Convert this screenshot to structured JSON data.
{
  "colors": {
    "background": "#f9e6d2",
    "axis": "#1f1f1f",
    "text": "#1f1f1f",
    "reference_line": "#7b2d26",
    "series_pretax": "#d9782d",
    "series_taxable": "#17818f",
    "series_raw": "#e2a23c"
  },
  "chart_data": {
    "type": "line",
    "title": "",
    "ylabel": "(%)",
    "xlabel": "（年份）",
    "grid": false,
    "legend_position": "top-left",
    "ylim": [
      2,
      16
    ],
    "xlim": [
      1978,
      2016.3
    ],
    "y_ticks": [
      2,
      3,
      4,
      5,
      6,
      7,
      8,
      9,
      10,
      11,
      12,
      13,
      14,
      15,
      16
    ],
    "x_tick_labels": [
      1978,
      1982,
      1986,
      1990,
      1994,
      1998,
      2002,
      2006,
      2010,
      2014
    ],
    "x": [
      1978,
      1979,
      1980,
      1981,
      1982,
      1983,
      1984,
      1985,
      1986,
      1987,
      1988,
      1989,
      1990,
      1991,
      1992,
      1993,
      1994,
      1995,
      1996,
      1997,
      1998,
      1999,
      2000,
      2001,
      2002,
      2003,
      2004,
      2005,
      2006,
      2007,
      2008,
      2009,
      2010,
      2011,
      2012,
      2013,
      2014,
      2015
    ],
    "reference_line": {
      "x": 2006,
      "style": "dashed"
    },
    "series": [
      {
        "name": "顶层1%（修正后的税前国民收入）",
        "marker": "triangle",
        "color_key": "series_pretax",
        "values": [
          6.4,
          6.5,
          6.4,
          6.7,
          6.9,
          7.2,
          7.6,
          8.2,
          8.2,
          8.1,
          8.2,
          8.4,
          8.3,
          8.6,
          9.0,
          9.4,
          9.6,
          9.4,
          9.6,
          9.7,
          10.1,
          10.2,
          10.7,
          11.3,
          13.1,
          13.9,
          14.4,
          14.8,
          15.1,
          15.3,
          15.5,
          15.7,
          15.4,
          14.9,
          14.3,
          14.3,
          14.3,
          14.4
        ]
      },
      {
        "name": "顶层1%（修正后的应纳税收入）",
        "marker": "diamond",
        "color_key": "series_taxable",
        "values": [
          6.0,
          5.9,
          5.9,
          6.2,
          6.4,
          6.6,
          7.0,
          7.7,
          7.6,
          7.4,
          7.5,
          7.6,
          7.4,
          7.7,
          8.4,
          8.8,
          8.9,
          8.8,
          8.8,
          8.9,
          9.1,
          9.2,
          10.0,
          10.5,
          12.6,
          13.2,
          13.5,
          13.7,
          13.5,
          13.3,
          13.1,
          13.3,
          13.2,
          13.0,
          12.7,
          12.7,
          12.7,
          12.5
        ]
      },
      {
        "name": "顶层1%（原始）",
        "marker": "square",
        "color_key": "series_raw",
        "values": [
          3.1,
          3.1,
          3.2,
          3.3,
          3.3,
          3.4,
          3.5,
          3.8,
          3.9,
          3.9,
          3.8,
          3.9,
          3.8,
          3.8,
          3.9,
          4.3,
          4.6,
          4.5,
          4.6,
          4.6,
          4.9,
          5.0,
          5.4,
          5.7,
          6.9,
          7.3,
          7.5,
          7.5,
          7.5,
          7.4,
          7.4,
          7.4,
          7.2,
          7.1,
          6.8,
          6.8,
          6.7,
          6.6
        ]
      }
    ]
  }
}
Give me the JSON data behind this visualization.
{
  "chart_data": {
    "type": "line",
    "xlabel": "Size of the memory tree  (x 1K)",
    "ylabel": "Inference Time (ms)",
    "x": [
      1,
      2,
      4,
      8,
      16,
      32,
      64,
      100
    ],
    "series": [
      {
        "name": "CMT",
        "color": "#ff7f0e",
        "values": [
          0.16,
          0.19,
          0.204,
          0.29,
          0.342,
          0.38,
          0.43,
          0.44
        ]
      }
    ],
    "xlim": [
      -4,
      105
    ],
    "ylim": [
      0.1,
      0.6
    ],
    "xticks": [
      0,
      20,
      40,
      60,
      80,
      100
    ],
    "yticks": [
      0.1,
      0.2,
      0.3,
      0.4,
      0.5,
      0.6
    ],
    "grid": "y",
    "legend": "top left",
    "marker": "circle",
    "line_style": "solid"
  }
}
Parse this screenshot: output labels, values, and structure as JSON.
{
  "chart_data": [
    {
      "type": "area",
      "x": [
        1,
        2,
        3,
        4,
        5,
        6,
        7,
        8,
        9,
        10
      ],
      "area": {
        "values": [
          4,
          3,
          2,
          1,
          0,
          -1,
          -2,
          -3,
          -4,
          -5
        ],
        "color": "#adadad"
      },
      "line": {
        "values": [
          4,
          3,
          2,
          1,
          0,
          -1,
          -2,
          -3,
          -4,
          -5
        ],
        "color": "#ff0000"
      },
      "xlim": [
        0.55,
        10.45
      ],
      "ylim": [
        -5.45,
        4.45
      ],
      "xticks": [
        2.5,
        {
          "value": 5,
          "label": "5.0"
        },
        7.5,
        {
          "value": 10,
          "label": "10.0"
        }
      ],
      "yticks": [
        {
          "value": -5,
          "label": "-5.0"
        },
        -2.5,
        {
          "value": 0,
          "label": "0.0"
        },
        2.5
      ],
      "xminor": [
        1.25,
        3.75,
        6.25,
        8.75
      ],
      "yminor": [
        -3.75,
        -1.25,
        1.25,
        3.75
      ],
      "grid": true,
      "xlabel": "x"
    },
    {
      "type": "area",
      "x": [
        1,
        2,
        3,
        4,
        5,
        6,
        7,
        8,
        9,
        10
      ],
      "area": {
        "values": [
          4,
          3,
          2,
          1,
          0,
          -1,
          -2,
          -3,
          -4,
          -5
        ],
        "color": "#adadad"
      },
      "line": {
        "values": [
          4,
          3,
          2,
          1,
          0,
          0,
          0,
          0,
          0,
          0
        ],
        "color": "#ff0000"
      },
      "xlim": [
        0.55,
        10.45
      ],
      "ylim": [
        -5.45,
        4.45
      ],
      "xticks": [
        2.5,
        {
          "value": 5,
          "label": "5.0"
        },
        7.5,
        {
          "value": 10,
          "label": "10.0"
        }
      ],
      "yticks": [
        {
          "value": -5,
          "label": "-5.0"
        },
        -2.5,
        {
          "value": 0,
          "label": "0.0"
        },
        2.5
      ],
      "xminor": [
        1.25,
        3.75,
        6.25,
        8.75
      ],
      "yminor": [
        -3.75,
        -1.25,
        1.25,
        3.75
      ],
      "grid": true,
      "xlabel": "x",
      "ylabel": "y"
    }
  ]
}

| WORK TO BE COMPLETED |
Reproduce the records word for word.

| SOLUTION |
Convert this screenshot to structured JSON data.
{
  "colors": {
    "background": "#f9e6d2",
    "axis": "#1f1f1f",
    "text": "#1f1f1f",
    "reference_line": "#7b2d26",
    "series_pretax": "#d9782d",
    "series_taxable": "#17818f",
    "series_raw": "#e2a23c"
  },
  "chart_data": {
    "type": "line",
    "title": "",
    "ylabel": "(%)",
    "xlabel": "（年份）",
    "grid": false,
    "legend_position": "top-left",
    "ylim": [
      2,
      16
    ],
    "xlim": [
      1978,
      2016.3
    ],
    "y_ticks": [
      2,
      3,
      4,
      5,
      6,
      7,
      8,
      9,
      10,
      11,
      12,
      13,
      14,
      15,
      16
    ],
    "x_tick_labels": [
      1978,
      1982,
      1986,
      1990,
      1994,
      1998,
      2002,
      2006,
      2010,
      2014
    ],
    "x": [
      1978,
      1979,
      1980,
      1981,
      1982,
      1983,
      1984,
      1985,
      1986,
      1987,
      1988,
      1989,
      1990,
      1991,
      1992,
      1993,
      1994,
      1995,
      1996,
      1997,
      1998,
      1999,
      2000,
      2001,
      2002,
      2003,
      2004,
      2005,
      2006,
      2007,
      2008,
      2009,
      2010,
      2011,
      2012,
      2013,
      2014,
      2015
    ],
    "reference_line": {
      "x": 2006,
      "style": "dashed"
    },
    "series": [
      {
        "name": "顶层1%（修正后的税前国民收入）",
        "marker": "triangle",
        "color_key": "series_pretax",
        "values": [
          6.4,
          6.5,
          6.4,
          6.7,
          6.9,
          7.2,
          7.6,
          8.2,
          8.2,
          8.1,
          8.2,
          8.4,
          8.3,
          8.6,
          9.0,
          9.4,
          9.6,
          9.4,
          9.6,
          9.7,
          10.1,
          10.2,
          10.7,
          11.3,
          13.1,
          13.9,
          14.4,
          14.8,
          15.1,
          15.3,
          15.5,
          15.7,
          15.4,
          14.9,
          14.3,
          14.3,
          14.3,
          14.4
        ]
      },
      {
        "name": "顶层1%（修正后的应纳税收入）",
        "marker": "diamond",
        "color_key": "series_taxable",
        "values": [
          6.0,
          5.9,
          5.9,
          6.2,
          6.4,
          6.6,
          7.0,
          7.7,
          7.6,
          7.4,
          7.5,
          7.6,
          7.4,
          7.7,
          8.4,
          8.8,
          8.9,
          8.8,
          8.8,
          8.9,
          9.1,
          9.2,
          10.0,
          10.5,
          12.6,
          13.2,
          13.5,
          13.7,
          13.5,
          13.3,
          13.1,
          13.3,
          13.2,
          13.0,
          12.7,
          12.7,
          12.7,
          12.5
        ]
      },
      {
        "name": "顶层1%（原始）",
        "marker": "square",
        "color_key": "series_raw",
        "values": [
          3.1,
          3.1,
          3.2,
          3.3,
          3.3,
          3.4,
          3.5,
          3.8,
          3.9,
          3.9,
          3.8,
          3.9,
          3.8,
          3.8,
          3.9,
          4.3,
          4.6,
          4.5,
          4.6,
          4.6,
          4.9,
          5.0,
          5.4,
          5.7,
          6.9,
          7.3,
          7.5,
          7.5,
          7.5,
          7.4,
          7.4,
          7.4,
          7.2,
          7.1,
          6.8,
          6.8,
          6.7,
          6.6
        ]
      }
    ]
  }
}
Give me the JSON data behind this visualization.
{
  "chart_data": {
    "type": "line",
    "xlabel": "Size of the memory tree  (x 1K)",
    "ylabel": "Inference Time (ms)",
    "x": [
      1,
      2,
      4,
      8,
      16,
      32,
      64,
      100
    ],
    "series": [
      {
        "name": "CMT",
        "color": "#ff7f0e",
        "values": [
          0.16,
          0.19,
          0.204,
          0.29,
          0.342,
          0.38,
          0.43,
          0.44
        ]
      }
    ],
    "xlim": [
      -4,
      105
    ],
    "ylim": [
      0.1,
      0.6
    ],
    "xticks": [
      0,
      20,
      40,
      60,
      80,
      100
    ],
    "yticks": [
      0.1,
      0.2,
      0.3,
      0.4,
      0.5,
      0.6
    ],
    "grid": "y",
    "legend": "top left",
    "marker": "circle",
    "line_style": "solid"
  }
}
Parse this screenshot: output labels, values, and structure as JSON.
{
  "chart_data": [
    {
      "type": "area",
      "x": [
        1,
        2,
        3,
        4,
        5,
        6,
        7,
        8,
        9,
        10
      ],
      "area": {
        "values": [
          4,
          3,
          2,
          1,
          0,
          -1,
          -2,
          -3,
          -4,
          -5
        ],
        "color": "#adadad"
      },
      "line": {
        "values": [
          4,
          3,
          2,
          1,
          0,
          -1,
          -2,
          -3,
          -4,
          -5
        ],
        "color": "#ff0000"
      },
      "xlim": [
        0.55,
        10.45
      ],
      "ylim": [
        -5.45,
        4.45
      ],
      "xticks": [
        2.5,
        {
          "value": 5,
          "label": "5.0"
        },
        7.5,
        {
          "value": 10,
          "label": "10.0"
        }
      ],
      "yticks": [
        {
          "value": -5,
          "label": "-5.0"
        },
        -2.5,
        {
          "value": 0,
          "label": "0.0"
        },
        2.5
      ],
      "xminor": [
        1.25,
        3.75,
        6.25,
        8.75
      ],
      "yminor": [
        -3.75,
        -1.25,
        1.25,
        3.75
      ],
      "grid": true,
      "xlabel": "x"
    },
    {
      "type": "area",
      "x": [
        1,
        2,
        3,
        4,
        5,
        6,
        7,
        8,
        9,
        10
      ],
      "area": {
        "values": [
          4,
          3,
          2,
          1,
          0,
          -1,
          -2,
          -3,
          -4,
          -5
        ],
        "color": "#adadad"
      },
      "line": {
        "values": [
          4,
          3,
          2,
          1,
          0,
          0,
          0,
          0,
          0,
          0
        ],
        "color": "#ff0000"
      },
      "xlim": [
        0.55,
        10.45
      ],
      "ylim": [
        -5.45,
        4.45
      ],
      "xticks": [
        2.5,
        {
          "value": 5,
          "label": "5.0"
        },
        7.5,
        {
          "value": 10,
          "label": "10.0"
        }
      ],
      "yticks": [
        {
          "value": -5,
          "label": "-5.0"
        },
        -2.5,
        {
          "value": 0,
          "label": "0.0"
        },
        2.5
      ],
      "xminor": [
        1.25,
        3.75,
        6.25,
        8.75
      ],
      "yminor": [
        -3.75,
        -1.25,
        1.25,
        3.75
      ],
      "grid": true,
      "xlabel": "x",
      "ylabel": "y"
    }
  ]
}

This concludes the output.